Exercise task: Answer with one number: how many lines have "资料性附录".

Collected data

--------

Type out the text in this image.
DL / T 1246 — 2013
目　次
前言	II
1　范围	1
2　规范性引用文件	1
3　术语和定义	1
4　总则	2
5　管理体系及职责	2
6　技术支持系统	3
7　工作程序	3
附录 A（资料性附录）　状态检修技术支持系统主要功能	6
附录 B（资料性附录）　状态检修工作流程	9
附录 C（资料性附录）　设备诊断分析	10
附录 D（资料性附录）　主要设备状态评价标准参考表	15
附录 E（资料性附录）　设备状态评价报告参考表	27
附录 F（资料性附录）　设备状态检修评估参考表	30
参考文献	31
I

--------

Result below: 6